* begin *
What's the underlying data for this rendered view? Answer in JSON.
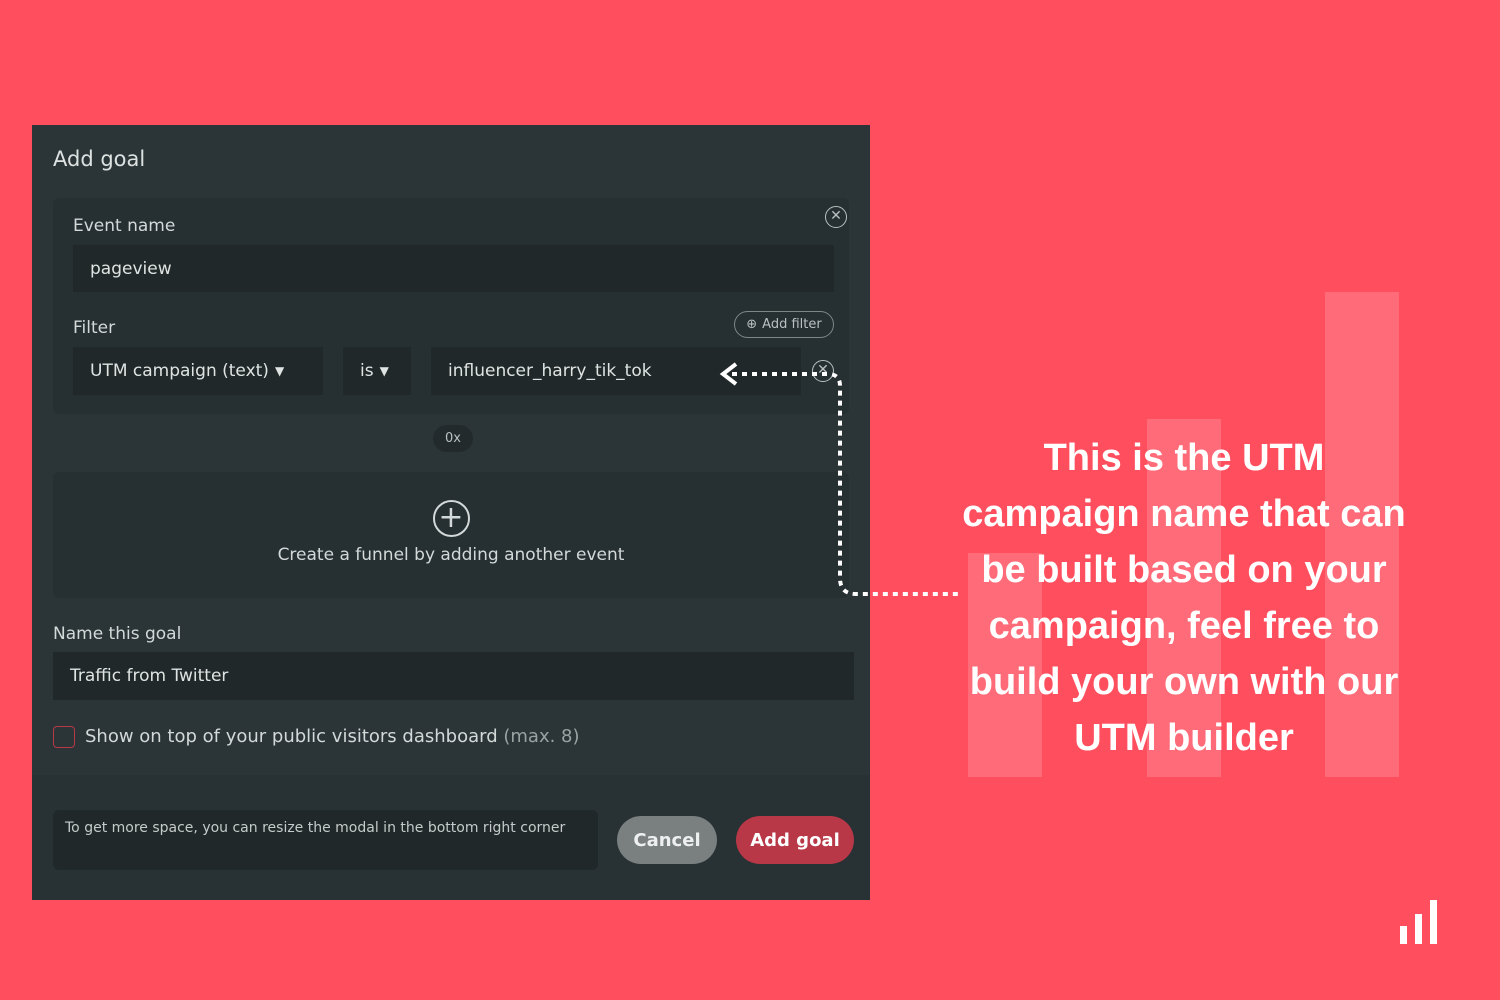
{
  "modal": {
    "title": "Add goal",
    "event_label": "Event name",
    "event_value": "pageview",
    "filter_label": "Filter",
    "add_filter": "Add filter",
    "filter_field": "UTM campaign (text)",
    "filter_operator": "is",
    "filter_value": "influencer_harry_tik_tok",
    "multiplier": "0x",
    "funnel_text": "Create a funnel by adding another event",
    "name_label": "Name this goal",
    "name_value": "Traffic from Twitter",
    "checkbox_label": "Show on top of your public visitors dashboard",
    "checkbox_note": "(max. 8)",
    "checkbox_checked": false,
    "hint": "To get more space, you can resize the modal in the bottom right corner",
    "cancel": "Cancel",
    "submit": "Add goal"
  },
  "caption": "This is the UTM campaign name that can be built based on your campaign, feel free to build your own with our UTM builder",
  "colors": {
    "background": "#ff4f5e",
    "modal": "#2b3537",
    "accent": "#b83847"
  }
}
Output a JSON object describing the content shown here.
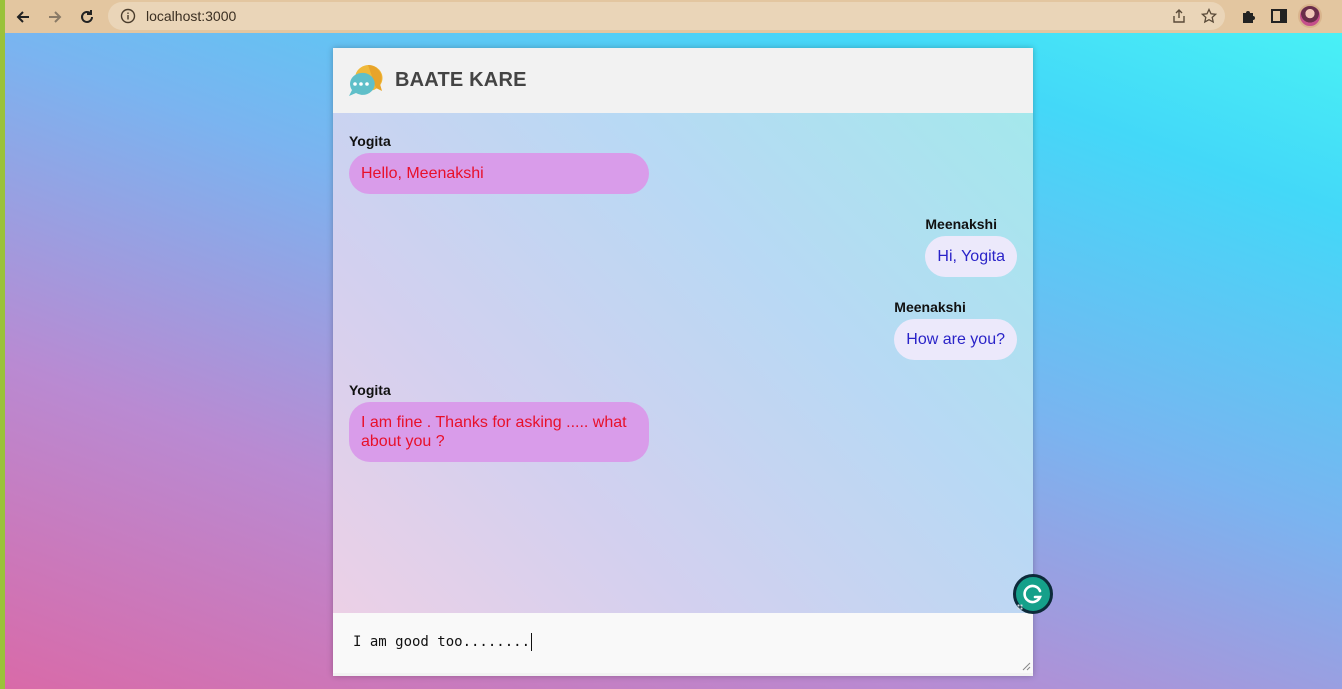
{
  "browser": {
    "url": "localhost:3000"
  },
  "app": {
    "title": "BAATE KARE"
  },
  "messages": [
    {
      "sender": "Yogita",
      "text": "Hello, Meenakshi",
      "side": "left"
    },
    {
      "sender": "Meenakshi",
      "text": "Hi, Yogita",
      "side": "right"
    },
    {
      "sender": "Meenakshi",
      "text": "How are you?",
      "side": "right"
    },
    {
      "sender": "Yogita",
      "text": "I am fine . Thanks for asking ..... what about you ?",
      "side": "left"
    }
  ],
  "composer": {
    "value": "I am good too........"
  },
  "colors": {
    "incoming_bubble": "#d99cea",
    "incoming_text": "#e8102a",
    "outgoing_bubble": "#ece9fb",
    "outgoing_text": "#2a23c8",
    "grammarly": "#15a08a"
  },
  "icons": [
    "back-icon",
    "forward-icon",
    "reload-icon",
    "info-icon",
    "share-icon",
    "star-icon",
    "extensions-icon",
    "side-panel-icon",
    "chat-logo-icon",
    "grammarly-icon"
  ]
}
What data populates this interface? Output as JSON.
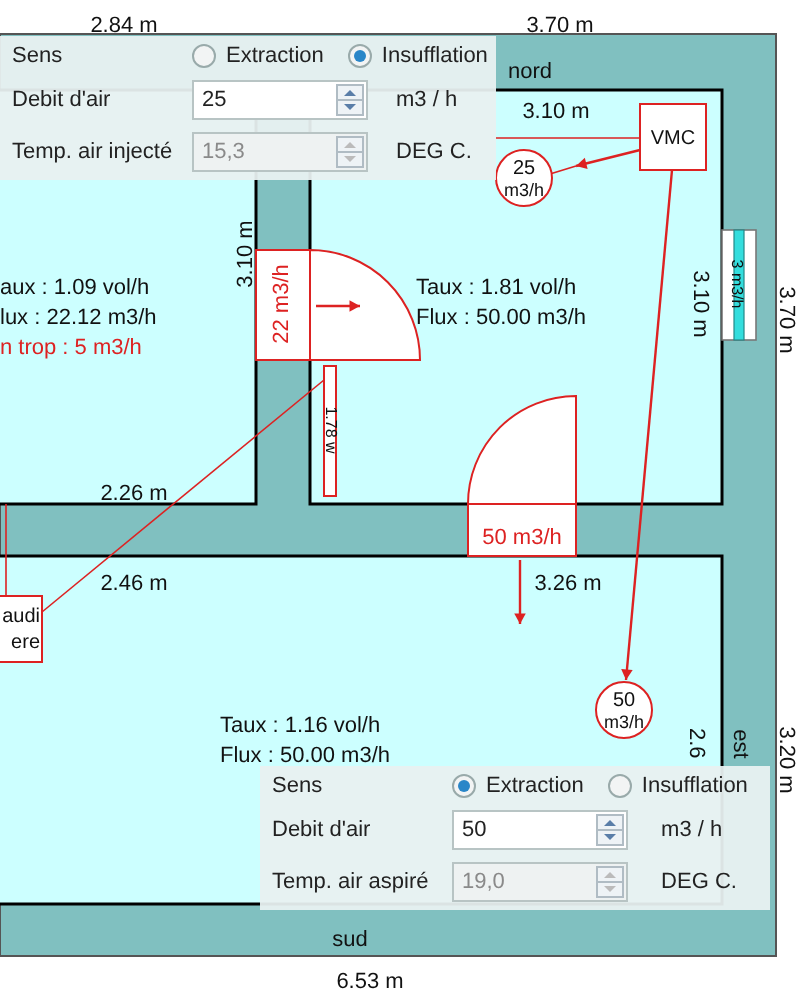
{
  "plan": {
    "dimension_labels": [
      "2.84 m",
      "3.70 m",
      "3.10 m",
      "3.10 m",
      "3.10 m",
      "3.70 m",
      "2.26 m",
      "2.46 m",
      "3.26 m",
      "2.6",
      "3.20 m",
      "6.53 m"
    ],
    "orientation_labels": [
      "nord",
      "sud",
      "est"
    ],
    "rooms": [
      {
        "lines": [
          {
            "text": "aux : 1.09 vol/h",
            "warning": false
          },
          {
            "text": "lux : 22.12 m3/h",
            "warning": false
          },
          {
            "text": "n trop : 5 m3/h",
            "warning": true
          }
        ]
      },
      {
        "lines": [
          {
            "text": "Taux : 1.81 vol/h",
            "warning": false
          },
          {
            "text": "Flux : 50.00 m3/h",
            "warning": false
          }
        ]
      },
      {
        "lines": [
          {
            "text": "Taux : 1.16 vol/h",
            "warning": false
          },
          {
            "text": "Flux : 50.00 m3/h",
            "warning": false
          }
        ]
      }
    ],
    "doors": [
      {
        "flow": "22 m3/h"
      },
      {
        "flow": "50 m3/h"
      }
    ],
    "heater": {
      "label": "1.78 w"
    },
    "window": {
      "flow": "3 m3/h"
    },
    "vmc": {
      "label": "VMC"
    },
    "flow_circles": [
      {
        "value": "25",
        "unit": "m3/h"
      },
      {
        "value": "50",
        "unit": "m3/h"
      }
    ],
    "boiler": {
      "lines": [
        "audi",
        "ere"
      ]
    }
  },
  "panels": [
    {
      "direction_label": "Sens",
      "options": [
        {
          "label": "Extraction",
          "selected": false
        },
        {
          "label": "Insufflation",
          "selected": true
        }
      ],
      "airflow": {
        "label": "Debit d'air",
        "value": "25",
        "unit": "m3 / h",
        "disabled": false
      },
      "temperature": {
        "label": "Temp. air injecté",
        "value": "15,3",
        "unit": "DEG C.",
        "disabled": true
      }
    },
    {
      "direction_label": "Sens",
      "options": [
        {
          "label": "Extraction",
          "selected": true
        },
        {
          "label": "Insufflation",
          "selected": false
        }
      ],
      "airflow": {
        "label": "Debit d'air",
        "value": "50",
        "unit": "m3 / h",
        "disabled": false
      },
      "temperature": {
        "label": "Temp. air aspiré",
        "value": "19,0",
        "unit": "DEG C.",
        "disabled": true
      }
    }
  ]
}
* end *
What the task requires:
None of the pictures should appear; repeat the records exactly otherwise.

Output for this task:
What's the underlying data for this rendered view? Answer in JSON.
{
  "modal": {
    "title": "Add goal",
    "event_label": "Event name",
    "event_value": "pageview",
    "filter_label": "Filter",
    "add_filter": "Add filter",
    "filter_field": "UTM campaign (text)",
    "filter_operator": "is",
    "filter_value": "influencer_harry_tik_tok",
    "multiplier": "0x",
    "funnel_text": "Create a funnel by adding another event",
    "name_label": "Name this goal",
    "name_value": "Traffic from Twitter",
    "checkbox_label": "Show on top of your public visitors dashboard",
    "checkbox_note": "(max. 8)",
    "checkbox_checked": false,
    "hint": "To get more space, you can resize the modal in the bottom right corner",
    "cancel": "Cancel",
    "submit": "Add goal"
  },
  "caption": "This is the UTM campaign name that can be built based on your campaign, feel free to build your own with our UTM builder",
  "colors": {
    "background": "#ff4f5e",
    "modal": "#2b3537",
    "accent": "#b83847"
  }
}
Output a JSON object describing the content shown here.
{
  "browser": {
    "url": "localhost:3000"
  },
  "app": {
    "title": "BAATE KARE"
  },
  "messages": [
    {
      "sender": "Yogita",
      "text": "Hello, Meenakshi",
      "side": "left"
    },
    {
      "sender": "Meenakshi",
      "text": "Hi, Yogita",
      "side": "right"
    },
    {
      "sender": "Meenakshi",
      "text": "How are you?",
      "side": "right"
    },
    {
      "sender": "Yogita",
      "text": "I am fine . Thanks for asking ..... what about you ?",
      "side": "left"
    }
  ],
  "composer": {
    "value": "I am good too........"
  },
  "colors": {
    "incoming_bubble": "#d99cea",
    "incoming_text": "#e8102a",
    "outgoing_bubble": "#ece9fb",
    "outgoing_text": "#2a23c8",
    "grammarly": "#15a08a"
  },
  "icons": [
    "back-icon",
    "forward-icon",
    "reload-icon",
    "info-icon",
    "share-icon",
    "star-icon",
    "extensions-icon",
    "side-panel-icon",
    "chat-logo-icon",
    "grammarly-icon"
  ]
}
What data populates this interface? Output as JSON.
{
  "plan": {
    "dimension_labels": [
      "2.84 m",
      "3.70 m",
      "3.10 m",
      "3.10 m",
      "3.10 m",
      "3.70 m",
      "2.26 m",
      "2.46 m",
      "3.26 m",
      "2.6",
      "3.20 m",
      "6.53 m"
    ],
    "orientation_labels": [
      "nord",
      "sud",
      "est"
    ],
    "rooms": [
      {
        "lines": [
          {
            "text": "aux : 1.09 vol/h",
            "warning": false
          },
          {
            "text": "lux : 22.12 m3/h",
            "warning": false
          },
          {
            "text": "n trop : 5 m3/h",
            "warning": true
          }
        ]
      },
      {
        "lines": [
          {
            "text": "Taux : 1.81 vol/h",
            "warning": false
          },
          {
            "text": "Flux : 50.00 m3/h",
            "warning": false
          }
        ]
      },
      {
        "lines": [
          {
            "text": "Taux : 1.16 vol/h",
            "warning": false
          },
          {
            "text": "Flux : 50.00 m3/h",
            "warning": false
          }
        ]
      }
    ],
    "doors": [
      {
        "flow": "22 m3/h"
      },
      {
        "flow": "50 m3/h"
      }
    ],
    "heater": {
      "label": "1.78 w"
    },
    "window": {
      "flow": "3 m3/h"
    },
    "vmc": {
      "label": "VMC"
    },
    "flow_circles": [
      {
        "value": "25",
        "unit": "m3/h"
      },
      {
        "value": "50",
        "unit": "m3/h"
      }
    ],
    "boiler": {
      "lines": [
        "audi",
        "ere"
      ]
    }
  },
  "panels": [
    {
      "direction_label": "Sens",
      "options": [
        {
          "label": "Extraction",
          "selected": false
        },
        {
          "label": "Insufflation",
          "selected": true
        }
      ],
      "airflow": {
        "label": "Debit d'air",
        "value": "25",
        "unit": "m3 / h",
        "disabled": false
      },
      "temperature": {
        "label": "Temp. air injecté",
        "value": "15,3",
        "unit": "DEG C.",
        "disabled": true
      }
    },
    {
      "direction_label": "Sens",
      "options": [
        {
          "label": "Extraction",
          "selected": true
        },
        {
          "label": "Insufflation",
          "selected": false
        }
      ],
      "airflow": {
        "label": "Debit d'air",
        "value": "50",
        "unit": "m3 / h",
        "disabled": false
      },
      "temperature": {
        "label": "Temp. air aspiré",
        "value": "19,0",
        "unit": "DEG C.",
        "disabled": true
      }
    }
  ]
}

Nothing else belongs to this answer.